RECORDED INFORMATION:
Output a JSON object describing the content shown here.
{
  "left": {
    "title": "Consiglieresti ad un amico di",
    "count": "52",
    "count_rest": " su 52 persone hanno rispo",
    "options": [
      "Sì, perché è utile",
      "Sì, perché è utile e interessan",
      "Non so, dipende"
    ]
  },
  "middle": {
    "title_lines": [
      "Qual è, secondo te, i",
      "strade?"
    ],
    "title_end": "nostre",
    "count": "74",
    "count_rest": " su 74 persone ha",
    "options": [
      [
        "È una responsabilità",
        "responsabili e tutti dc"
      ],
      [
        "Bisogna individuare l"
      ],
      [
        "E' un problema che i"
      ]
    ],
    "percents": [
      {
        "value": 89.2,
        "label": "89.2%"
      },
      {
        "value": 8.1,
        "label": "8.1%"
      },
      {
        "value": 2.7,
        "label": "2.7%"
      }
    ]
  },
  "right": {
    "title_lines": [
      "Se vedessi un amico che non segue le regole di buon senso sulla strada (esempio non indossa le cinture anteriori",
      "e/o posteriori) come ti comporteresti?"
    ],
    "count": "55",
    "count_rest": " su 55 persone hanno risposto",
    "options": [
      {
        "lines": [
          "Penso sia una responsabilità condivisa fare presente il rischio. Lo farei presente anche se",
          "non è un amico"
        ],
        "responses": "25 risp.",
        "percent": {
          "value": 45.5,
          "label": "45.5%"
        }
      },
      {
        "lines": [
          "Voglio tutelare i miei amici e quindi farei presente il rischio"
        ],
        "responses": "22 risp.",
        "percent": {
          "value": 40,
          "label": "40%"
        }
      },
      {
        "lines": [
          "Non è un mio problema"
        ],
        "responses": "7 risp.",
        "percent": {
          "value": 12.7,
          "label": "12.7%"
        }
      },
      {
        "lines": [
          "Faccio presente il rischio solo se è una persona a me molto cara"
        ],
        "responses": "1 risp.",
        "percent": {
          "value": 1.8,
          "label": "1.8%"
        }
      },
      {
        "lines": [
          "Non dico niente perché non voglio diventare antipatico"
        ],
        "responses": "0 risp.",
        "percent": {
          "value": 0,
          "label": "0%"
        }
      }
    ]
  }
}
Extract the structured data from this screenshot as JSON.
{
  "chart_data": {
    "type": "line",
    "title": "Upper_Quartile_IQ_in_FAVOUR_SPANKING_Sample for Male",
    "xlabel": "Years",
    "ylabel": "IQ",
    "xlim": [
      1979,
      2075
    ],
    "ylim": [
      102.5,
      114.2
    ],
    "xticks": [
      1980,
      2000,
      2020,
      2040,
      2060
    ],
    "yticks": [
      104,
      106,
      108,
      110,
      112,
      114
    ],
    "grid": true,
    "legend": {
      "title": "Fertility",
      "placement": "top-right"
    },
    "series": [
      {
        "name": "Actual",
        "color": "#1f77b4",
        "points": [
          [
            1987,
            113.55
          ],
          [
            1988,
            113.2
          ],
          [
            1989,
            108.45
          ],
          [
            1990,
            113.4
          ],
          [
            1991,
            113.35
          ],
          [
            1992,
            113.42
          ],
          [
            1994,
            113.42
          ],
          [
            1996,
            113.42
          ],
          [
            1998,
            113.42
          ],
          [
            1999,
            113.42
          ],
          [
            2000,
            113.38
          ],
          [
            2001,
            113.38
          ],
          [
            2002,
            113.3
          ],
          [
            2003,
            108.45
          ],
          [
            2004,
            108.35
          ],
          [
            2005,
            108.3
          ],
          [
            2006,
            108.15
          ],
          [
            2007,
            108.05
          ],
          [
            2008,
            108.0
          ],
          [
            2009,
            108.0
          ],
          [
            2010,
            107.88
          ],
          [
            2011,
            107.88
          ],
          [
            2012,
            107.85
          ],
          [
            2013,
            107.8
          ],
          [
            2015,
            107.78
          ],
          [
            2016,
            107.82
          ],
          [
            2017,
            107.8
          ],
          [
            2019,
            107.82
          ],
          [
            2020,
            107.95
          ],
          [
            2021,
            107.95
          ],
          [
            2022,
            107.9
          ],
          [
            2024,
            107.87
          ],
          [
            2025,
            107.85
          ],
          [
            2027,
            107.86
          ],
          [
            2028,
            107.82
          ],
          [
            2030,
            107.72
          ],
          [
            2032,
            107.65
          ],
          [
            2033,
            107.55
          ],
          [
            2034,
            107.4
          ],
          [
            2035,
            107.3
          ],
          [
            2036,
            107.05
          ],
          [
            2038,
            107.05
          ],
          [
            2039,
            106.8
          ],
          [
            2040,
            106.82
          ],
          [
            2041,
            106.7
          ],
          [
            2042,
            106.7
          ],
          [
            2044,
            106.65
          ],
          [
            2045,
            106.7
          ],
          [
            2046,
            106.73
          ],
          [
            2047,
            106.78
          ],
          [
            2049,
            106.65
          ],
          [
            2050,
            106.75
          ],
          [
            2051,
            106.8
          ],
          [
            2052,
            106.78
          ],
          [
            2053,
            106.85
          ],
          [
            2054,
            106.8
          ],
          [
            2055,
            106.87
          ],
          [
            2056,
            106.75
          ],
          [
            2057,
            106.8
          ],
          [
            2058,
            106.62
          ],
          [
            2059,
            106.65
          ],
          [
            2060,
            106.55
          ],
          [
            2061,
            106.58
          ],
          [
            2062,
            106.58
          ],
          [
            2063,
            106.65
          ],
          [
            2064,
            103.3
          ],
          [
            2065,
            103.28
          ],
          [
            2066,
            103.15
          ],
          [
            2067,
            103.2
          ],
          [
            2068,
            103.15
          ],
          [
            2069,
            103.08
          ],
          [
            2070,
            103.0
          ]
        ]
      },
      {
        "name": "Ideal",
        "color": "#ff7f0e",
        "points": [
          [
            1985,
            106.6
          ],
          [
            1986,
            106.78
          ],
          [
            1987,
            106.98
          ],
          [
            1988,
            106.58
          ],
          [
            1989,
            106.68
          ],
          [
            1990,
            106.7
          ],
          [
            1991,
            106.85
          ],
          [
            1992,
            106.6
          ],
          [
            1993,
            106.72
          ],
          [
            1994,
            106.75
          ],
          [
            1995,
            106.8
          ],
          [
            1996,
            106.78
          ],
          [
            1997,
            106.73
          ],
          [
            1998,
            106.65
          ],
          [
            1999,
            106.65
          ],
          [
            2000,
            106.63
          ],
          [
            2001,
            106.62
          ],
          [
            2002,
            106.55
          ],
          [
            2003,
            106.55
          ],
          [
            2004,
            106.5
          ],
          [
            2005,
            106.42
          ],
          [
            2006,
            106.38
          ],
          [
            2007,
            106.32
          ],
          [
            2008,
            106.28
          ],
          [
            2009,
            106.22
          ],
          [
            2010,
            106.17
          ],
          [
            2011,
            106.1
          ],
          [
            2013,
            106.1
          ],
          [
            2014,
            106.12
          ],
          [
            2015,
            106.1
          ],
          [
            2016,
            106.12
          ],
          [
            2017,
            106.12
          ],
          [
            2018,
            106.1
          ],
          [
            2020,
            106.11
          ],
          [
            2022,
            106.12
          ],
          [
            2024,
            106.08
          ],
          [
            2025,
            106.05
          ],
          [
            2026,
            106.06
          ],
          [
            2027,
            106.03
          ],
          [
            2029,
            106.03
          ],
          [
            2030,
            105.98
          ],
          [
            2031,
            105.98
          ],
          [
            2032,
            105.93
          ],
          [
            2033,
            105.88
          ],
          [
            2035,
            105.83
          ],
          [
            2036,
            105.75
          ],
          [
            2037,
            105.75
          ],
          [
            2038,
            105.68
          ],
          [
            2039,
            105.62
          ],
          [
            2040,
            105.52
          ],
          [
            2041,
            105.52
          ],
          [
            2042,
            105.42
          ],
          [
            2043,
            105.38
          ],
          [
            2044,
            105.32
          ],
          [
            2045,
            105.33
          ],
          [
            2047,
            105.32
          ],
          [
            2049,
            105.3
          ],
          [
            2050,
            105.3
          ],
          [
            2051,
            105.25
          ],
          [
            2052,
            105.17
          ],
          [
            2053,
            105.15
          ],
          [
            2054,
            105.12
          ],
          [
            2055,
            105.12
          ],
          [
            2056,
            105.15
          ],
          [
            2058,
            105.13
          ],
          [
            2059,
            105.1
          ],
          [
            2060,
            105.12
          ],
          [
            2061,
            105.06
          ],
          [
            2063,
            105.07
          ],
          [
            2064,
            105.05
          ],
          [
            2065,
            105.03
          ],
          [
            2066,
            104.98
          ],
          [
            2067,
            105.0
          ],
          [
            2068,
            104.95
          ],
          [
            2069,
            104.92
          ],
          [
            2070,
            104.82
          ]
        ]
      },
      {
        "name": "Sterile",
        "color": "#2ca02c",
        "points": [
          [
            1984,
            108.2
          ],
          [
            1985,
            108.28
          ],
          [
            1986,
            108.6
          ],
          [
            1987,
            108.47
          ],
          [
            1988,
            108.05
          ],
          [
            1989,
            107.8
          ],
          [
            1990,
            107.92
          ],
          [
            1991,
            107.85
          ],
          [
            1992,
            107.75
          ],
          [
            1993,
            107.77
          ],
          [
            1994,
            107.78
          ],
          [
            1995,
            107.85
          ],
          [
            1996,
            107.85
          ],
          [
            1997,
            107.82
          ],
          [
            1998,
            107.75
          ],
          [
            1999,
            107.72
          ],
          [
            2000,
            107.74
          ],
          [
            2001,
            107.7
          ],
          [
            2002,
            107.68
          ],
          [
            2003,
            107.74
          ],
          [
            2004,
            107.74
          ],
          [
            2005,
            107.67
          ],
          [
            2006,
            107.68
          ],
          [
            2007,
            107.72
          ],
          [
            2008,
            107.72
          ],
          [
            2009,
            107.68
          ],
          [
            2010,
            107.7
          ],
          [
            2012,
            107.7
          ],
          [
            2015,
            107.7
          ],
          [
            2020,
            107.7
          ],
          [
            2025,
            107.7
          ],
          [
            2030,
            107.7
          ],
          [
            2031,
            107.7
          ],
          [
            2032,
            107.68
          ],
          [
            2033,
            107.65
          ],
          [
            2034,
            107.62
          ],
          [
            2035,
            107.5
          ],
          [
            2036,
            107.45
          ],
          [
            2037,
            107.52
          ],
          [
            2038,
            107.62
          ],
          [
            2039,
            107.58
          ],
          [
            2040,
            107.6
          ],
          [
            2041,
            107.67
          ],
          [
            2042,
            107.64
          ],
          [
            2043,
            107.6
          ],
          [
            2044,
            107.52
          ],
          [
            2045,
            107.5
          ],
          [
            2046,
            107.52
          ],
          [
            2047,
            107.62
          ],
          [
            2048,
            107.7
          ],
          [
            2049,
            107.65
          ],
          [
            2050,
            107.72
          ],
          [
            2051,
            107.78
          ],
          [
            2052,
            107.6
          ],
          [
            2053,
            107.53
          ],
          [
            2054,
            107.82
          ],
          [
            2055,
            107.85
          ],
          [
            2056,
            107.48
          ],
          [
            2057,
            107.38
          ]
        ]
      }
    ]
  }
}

TO DO:
Pick each line holding the word "amico" out of the data and copy it.

THE ANSWER:
    "title": "Consiglieresti ad un amico di",
      "Se vedessi un amico che non segue le regole di buon senso sulla strada (esempio non indossa le cinture anteriori",
          "non è un amico"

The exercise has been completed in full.